━━ RECORDS PROVIDED

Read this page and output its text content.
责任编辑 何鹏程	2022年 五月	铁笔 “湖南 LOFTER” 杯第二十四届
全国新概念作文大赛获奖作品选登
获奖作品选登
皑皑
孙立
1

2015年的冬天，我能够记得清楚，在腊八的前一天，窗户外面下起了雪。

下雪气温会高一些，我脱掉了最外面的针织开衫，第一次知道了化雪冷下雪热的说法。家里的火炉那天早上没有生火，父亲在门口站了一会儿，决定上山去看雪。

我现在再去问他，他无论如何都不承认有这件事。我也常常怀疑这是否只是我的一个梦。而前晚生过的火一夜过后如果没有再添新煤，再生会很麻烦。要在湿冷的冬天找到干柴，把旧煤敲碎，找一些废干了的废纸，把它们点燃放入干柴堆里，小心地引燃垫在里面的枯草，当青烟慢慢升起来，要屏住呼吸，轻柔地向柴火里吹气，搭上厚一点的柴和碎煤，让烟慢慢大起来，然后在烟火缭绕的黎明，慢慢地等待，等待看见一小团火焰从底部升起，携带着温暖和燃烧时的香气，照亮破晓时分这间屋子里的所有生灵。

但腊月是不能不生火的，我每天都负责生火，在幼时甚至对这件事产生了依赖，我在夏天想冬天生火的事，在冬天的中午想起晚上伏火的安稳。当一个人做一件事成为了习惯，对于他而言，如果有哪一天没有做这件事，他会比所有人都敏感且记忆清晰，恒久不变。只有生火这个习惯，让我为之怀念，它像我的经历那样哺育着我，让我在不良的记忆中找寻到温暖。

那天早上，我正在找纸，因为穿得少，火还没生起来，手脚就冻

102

━━━━

■ GOAL:
Repeat the material from above exactly, word for word.

■ ANSWER TO THIS EXERCISE:
Read this page and output its text content.
责任编辑 何鹏程	2022年 五月	铁笔 “湖南 LOFTER” 杯第二十四届
全国新概念作文大赛获奖作品选登
获奖作品选登
皑皑
孙立
1

2015年的冬天，我能够记得清楚，在腊八的前一天，窗户外面下起了雪。

下雪气温会高一些，我脱掉了最外面的针织开衫，第一次知道了化雪冷下雪热的说法。家里的火炉那天早上没有生火，父亲在门口站了一会儿，决定上山去看雪。

我现在再去问他，他无论如何都不承认有这件事。我也常常怀疑这是否只是我的一个梦。而前晚生过的火一夜过后如果没有再添新煤，再生会很麻烦。要在湿冷的冬天找到干柴，把旧煤敲碎，找一些废干了的废纸，把它们点燃放入干柴堆里，小心地引燃垫在里面的枯草，当青烟慢慢升起来，要屏住呼吸，轻柔地向柴火里吹气，搭上厚一点的柴和碎煤，让烟慢慢大起来，然后在烟火缭绕的黎明，慢慢地等待，等待看见一小团火焰从底部升起，携带着温暖和燃烧时的香气，照亮破晓时分这间屋子里的所有生灵。

但腊月是不能不生火的，我每天都负责生火，在幼时甚至对这件事产生了依赖，我在夏天想冬天生火的事，在冬天的中午想起晚上伏火的安稳。当一个人做一件事成为了习惯，对于他而言，如果有哪一天没有做这件事，他会比所有人都敏感且记忆清晰，恒久不变。只有生火这个习惯，让我为之怀念，它像我的经历那样哺育着我，让我在不良的记忆中找寻到温暖。

那天早上，我正在找纸，因为穿得少，火还没生起来，手脚就冻

102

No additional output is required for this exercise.